__Required work__
Within the listing below, locate all lines containing the word "OZNÁMENÍ". Copy each one.

__Dataset excerpts__

........

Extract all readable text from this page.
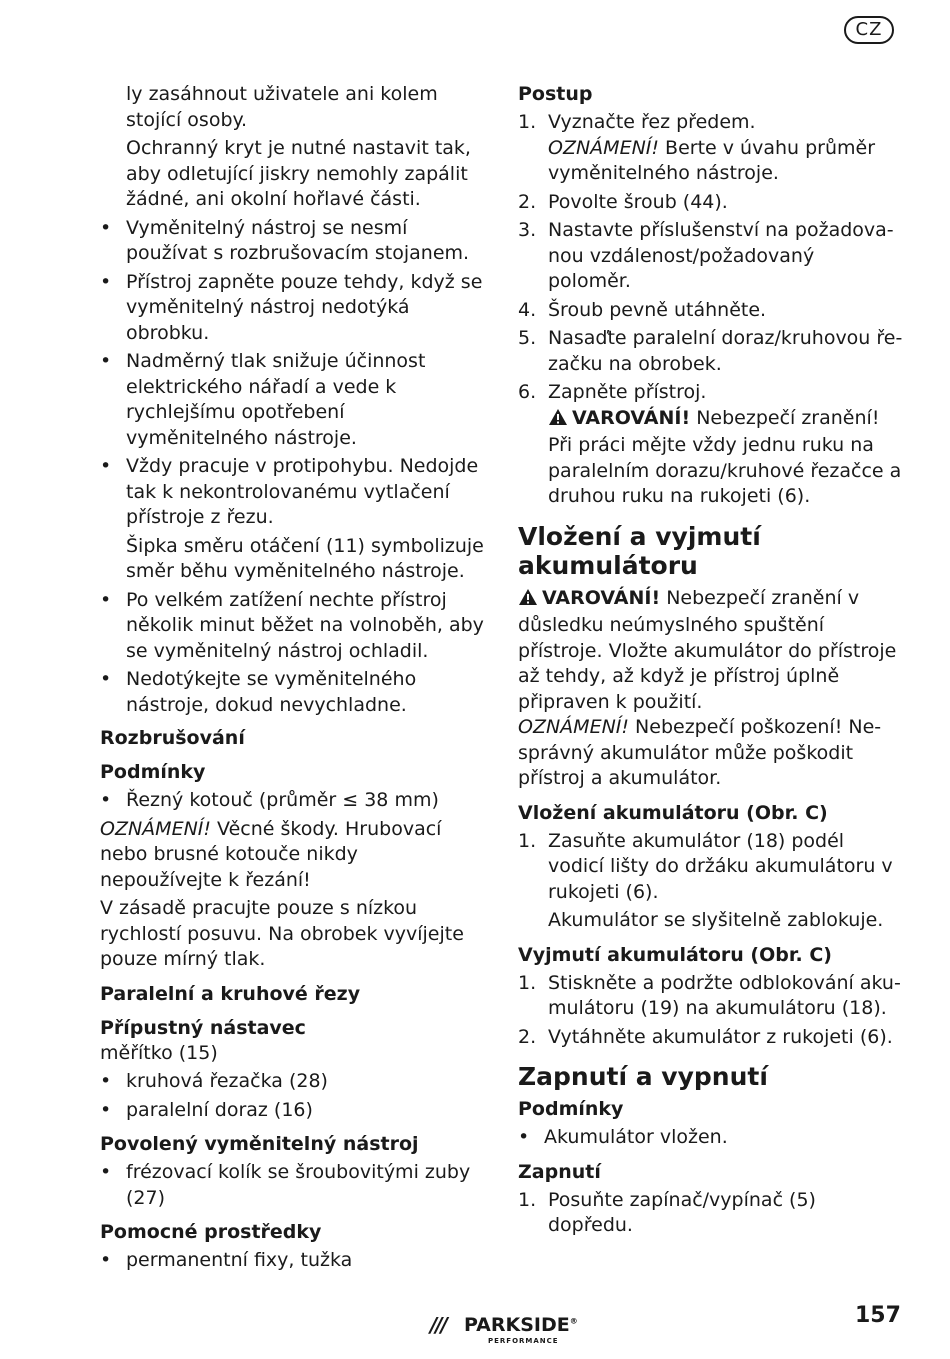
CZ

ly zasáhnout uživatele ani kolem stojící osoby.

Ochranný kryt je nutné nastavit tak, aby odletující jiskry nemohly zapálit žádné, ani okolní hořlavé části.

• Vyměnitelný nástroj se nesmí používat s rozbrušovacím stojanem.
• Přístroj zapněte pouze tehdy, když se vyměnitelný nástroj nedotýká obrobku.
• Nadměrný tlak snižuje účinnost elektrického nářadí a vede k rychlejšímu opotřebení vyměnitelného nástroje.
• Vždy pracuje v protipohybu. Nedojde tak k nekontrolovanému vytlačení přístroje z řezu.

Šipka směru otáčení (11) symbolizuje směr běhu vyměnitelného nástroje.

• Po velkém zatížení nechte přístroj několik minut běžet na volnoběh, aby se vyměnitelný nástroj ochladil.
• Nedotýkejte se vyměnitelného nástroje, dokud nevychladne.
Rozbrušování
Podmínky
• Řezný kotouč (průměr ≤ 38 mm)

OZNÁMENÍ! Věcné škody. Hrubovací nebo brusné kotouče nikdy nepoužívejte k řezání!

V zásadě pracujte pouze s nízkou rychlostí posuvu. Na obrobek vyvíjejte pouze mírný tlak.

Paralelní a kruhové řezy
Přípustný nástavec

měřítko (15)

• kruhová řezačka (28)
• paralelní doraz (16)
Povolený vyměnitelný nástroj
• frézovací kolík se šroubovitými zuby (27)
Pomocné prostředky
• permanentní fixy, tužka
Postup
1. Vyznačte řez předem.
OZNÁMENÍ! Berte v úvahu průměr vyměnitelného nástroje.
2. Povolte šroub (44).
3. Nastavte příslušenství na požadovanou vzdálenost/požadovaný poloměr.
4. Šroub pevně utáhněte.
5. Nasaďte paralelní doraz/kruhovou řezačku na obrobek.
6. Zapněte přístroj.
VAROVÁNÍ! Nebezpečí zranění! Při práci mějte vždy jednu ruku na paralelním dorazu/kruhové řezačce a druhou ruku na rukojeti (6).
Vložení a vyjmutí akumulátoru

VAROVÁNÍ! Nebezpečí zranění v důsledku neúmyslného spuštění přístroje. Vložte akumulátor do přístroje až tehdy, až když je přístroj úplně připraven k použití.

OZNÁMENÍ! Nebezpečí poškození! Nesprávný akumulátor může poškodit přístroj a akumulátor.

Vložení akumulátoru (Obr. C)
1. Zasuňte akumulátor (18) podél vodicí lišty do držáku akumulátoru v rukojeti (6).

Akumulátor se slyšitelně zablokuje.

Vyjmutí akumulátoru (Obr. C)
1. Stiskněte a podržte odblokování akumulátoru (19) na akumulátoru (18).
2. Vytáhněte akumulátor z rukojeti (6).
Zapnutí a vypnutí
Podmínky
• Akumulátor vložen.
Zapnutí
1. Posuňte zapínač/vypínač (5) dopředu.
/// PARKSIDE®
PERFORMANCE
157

........

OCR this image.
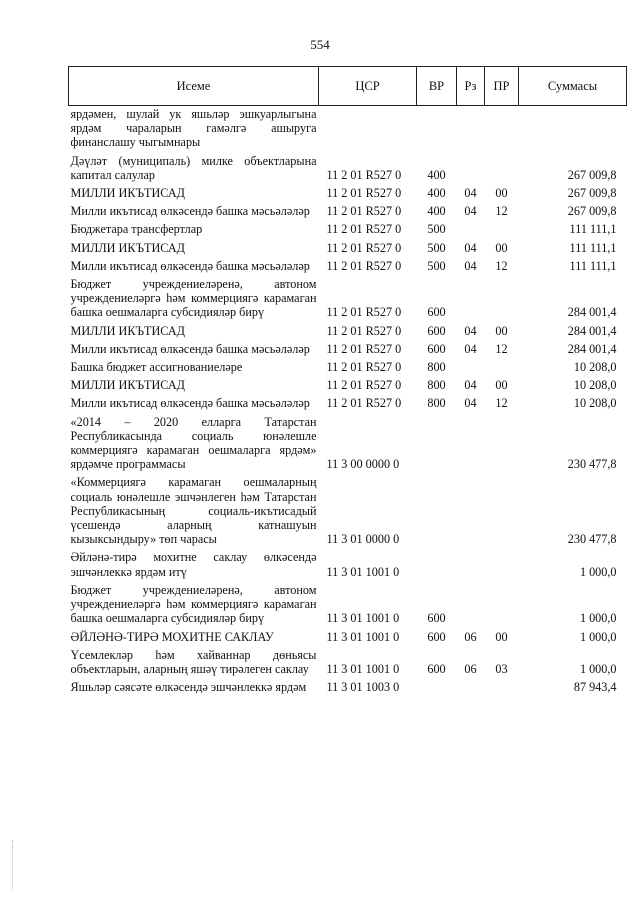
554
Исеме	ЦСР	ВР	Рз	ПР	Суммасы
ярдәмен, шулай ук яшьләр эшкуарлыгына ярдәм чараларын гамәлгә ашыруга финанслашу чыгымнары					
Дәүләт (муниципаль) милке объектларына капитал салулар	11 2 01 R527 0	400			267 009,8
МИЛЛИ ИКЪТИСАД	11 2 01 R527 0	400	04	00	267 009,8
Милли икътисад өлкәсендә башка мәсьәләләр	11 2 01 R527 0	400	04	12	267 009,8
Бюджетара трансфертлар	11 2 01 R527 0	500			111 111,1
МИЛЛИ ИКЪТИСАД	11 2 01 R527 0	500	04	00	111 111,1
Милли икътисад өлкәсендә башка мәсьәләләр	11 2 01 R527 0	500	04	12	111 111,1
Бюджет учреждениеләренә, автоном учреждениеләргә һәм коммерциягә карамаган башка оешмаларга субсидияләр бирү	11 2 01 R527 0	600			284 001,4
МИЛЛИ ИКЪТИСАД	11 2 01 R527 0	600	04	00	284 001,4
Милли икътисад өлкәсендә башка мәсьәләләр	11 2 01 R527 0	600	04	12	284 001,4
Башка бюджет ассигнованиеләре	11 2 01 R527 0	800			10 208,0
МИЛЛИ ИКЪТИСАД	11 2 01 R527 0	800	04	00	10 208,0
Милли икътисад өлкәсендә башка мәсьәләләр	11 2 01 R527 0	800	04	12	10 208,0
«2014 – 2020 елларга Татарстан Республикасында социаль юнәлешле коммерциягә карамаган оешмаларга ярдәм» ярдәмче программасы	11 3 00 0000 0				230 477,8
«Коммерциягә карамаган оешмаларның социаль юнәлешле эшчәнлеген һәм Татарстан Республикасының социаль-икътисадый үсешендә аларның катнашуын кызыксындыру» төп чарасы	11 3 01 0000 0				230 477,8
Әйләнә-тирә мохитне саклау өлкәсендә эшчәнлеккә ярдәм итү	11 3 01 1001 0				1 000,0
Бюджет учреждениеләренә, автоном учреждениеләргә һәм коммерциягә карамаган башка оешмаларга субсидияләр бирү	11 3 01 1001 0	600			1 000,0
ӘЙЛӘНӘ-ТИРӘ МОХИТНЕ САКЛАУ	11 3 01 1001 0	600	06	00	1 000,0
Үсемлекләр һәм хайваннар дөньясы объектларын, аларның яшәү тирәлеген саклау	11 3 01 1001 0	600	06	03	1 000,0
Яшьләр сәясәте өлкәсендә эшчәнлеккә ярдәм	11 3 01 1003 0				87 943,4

........

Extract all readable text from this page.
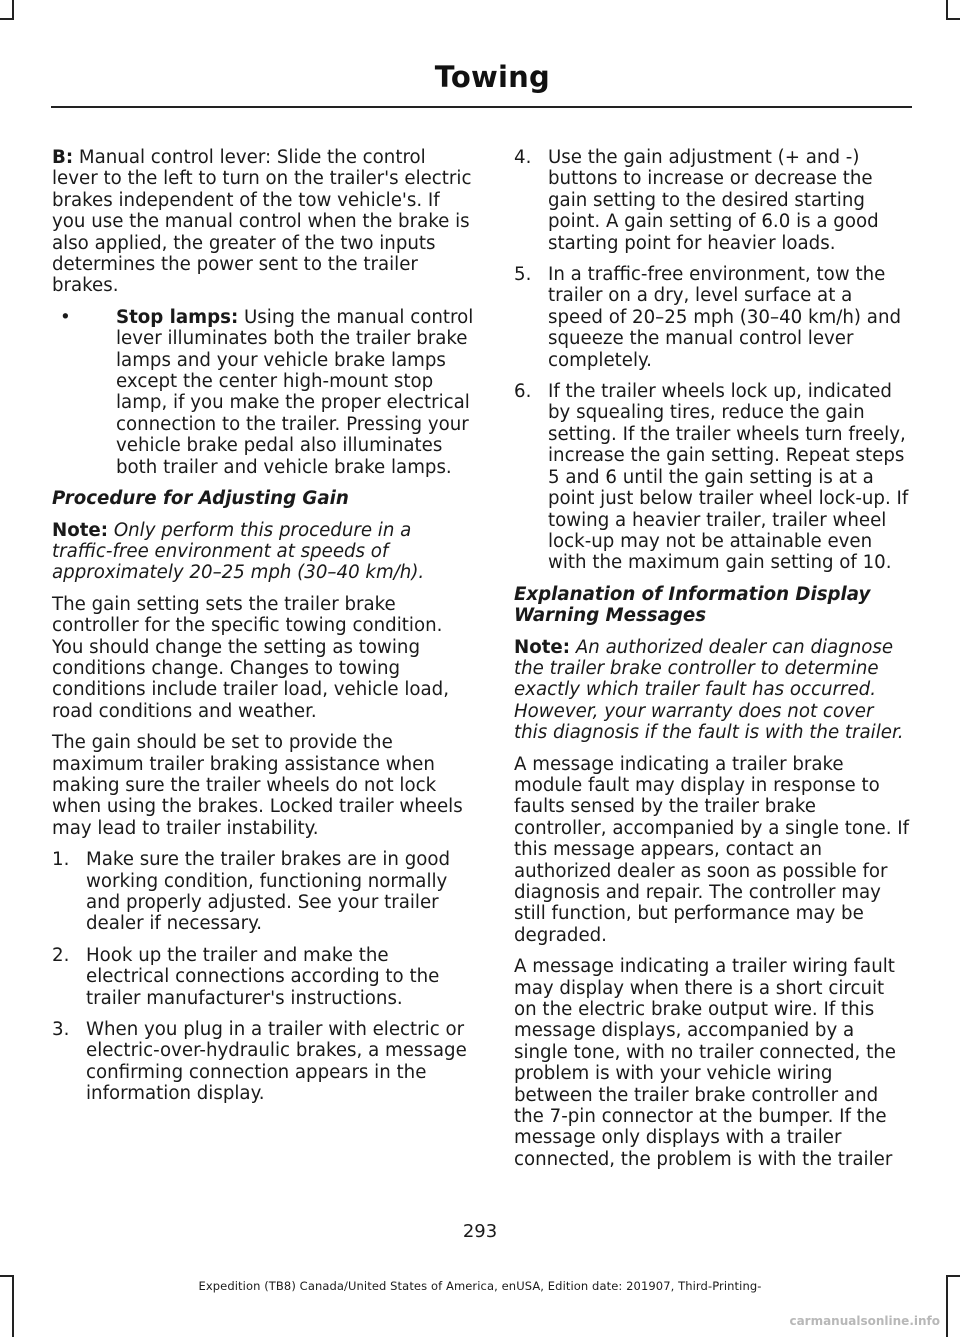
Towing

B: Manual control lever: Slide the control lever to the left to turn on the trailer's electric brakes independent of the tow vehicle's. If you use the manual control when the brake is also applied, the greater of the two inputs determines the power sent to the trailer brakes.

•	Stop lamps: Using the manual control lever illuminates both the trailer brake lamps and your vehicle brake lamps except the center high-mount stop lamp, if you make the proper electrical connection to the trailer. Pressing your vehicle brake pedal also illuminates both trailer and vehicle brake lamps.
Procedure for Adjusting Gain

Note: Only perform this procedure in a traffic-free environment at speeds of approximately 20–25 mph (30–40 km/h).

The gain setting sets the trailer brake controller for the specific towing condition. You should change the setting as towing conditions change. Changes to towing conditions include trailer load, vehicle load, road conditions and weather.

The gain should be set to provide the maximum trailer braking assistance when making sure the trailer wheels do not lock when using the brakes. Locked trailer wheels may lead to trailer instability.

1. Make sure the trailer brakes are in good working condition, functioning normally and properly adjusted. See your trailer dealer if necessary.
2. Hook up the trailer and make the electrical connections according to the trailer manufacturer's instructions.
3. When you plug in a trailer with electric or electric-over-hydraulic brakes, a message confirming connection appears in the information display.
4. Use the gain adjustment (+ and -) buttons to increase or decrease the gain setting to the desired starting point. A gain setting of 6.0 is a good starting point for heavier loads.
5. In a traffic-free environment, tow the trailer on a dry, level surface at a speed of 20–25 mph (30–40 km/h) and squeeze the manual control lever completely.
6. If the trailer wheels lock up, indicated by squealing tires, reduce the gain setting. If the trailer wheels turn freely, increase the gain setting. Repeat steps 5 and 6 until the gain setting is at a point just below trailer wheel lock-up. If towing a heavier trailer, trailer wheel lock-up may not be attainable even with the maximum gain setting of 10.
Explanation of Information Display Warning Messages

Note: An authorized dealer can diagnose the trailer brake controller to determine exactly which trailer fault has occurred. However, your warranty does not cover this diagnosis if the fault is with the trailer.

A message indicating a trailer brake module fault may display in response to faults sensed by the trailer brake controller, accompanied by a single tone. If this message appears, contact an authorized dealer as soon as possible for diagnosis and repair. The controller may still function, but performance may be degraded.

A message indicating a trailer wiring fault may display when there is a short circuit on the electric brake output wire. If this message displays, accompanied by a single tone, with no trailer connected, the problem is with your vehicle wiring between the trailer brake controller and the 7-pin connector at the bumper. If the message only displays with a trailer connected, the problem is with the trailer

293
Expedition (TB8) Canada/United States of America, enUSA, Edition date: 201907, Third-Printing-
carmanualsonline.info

........

__Reply to the task__
OZNÁMENÍ! Věcné škody. Hrubovací nebo brusné kotouče nikdy nepoužívejte k řezání!
OZNÁMENÍ! Berte v úvahu průměr vyměnitelného nástroje.
OZNÁMENÍ! Nebezpečí poškození! Nesprávný akumulátor může poškodit přístroj a akumulátor.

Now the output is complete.